(Records provided begins)
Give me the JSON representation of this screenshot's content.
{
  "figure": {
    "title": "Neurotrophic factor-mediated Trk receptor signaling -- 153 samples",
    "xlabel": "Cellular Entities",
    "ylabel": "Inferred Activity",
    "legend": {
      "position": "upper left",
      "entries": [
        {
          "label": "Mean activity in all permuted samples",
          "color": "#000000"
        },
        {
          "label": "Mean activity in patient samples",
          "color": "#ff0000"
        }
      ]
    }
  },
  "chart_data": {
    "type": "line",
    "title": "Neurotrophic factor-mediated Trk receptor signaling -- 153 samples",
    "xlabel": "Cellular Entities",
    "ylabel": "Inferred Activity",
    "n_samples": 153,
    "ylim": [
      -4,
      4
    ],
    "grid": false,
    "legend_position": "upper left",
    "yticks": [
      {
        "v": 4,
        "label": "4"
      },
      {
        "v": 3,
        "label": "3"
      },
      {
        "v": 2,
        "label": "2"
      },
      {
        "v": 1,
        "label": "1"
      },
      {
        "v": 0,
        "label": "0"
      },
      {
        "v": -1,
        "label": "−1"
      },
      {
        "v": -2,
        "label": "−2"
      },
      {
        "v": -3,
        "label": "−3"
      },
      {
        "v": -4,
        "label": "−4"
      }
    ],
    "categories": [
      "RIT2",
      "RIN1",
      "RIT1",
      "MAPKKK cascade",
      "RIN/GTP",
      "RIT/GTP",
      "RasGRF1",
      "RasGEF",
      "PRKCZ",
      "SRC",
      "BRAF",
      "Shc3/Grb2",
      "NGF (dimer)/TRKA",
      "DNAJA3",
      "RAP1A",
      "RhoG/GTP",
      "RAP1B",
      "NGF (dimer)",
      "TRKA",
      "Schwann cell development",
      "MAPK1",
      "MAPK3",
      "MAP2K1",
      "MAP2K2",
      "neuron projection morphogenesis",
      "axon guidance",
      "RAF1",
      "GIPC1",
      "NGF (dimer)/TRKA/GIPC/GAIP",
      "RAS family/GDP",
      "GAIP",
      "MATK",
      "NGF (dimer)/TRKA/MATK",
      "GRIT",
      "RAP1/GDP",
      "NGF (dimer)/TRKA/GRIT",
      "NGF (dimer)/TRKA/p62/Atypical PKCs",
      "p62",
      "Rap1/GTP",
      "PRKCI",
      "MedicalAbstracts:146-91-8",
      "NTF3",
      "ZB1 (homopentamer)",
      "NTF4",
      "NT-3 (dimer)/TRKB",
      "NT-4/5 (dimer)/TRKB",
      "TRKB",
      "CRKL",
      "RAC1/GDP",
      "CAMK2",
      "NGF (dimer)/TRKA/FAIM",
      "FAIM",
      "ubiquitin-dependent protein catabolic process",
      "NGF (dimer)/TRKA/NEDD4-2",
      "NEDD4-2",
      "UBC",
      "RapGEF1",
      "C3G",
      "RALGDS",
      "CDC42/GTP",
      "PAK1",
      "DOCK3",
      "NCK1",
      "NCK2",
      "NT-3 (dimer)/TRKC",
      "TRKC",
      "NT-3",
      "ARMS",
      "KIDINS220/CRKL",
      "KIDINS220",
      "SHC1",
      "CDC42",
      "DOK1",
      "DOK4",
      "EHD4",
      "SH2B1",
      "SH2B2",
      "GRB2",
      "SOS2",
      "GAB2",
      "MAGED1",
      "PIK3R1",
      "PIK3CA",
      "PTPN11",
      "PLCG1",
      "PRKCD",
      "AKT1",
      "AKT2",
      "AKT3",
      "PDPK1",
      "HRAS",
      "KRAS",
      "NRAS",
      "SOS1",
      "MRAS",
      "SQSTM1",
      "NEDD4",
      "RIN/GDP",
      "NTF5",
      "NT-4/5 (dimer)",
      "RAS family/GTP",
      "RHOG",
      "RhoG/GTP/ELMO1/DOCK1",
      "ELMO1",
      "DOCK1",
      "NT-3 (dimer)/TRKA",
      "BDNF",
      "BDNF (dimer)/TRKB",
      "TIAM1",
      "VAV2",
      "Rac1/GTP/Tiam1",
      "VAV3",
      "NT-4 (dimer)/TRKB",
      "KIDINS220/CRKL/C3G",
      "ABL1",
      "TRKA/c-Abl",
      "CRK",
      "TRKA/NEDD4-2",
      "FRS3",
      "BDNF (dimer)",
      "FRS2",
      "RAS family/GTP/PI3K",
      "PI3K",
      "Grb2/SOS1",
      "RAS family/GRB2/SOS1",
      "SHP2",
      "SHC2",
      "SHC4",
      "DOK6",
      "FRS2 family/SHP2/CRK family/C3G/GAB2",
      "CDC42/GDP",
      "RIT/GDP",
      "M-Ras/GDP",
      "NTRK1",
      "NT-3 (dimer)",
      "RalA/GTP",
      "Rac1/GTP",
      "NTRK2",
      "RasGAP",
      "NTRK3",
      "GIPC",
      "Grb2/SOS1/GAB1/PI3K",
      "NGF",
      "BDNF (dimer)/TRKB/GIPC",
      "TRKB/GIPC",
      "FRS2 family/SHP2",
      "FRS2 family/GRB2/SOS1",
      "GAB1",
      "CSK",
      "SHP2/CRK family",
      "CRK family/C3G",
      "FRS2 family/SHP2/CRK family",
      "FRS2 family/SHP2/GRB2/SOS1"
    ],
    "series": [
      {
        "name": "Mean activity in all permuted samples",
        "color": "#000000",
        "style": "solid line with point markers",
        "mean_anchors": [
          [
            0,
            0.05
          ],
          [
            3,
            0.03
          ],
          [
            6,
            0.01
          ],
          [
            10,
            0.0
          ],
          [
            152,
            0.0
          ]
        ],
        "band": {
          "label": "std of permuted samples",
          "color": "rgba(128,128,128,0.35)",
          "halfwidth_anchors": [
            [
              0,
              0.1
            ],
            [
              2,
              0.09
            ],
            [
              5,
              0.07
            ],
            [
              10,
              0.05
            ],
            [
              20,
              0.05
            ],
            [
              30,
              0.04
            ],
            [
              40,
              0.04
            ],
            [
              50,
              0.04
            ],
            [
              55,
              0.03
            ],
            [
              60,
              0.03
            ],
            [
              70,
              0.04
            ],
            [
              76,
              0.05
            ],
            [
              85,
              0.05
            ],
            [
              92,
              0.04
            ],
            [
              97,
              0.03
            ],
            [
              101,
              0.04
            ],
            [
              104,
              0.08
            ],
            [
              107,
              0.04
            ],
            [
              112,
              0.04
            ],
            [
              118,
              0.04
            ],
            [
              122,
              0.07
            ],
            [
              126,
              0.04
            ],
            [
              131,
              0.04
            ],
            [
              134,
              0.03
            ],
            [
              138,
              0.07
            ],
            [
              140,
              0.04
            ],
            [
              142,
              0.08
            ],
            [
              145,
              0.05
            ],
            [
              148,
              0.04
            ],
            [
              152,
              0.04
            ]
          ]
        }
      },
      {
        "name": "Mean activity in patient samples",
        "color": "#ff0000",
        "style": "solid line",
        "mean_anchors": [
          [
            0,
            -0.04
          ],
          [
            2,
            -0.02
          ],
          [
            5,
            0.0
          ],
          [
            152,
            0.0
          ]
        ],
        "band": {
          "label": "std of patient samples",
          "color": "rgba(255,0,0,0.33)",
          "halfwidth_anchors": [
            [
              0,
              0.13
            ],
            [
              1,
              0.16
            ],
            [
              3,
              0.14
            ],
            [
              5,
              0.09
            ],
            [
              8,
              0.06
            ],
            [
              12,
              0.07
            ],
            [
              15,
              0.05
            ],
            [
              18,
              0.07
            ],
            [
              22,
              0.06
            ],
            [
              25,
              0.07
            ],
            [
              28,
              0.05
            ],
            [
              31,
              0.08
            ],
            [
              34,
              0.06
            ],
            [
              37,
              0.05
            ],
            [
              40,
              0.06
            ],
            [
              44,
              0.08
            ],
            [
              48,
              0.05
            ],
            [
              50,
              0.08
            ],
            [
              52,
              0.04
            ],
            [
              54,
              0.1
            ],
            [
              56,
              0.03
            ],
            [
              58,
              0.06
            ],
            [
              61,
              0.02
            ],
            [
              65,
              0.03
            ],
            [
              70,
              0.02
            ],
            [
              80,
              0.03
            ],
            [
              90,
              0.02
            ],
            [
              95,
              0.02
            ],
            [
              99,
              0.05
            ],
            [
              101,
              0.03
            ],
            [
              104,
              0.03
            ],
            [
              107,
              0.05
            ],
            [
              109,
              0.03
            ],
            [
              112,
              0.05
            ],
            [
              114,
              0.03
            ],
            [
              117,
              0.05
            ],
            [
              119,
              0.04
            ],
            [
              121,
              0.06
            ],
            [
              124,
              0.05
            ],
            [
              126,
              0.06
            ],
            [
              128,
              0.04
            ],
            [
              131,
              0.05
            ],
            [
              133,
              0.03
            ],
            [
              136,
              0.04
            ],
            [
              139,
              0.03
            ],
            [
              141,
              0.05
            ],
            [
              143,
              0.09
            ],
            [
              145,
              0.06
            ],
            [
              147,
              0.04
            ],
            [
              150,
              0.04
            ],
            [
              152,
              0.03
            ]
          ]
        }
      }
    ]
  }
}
(Records provided ends)
→ **Your objective**
Copy out all lines of the listing above that include "TRKA".

→ **Answer box**
      "NGF (dimer)/TRKA",
      "TRKA",
      "NGF (dimer)/TRKA/GIPC/GAIP",
      "NGF (dimer)/TRKA/MATK",
      "NGF (dimer)/TRKA/GRIT",
      "NGF (dimer)/TRKA/p62/Atypical PKCs",
      "NGF (dimer)/TRKA/FAIM",
      "NGF (dimer)/TRKA/NEDD4-2",
      "NT-3 (dimer)/TRKA",
      "TRKA/c-Abl",
      "TRKA/NEDD4-2",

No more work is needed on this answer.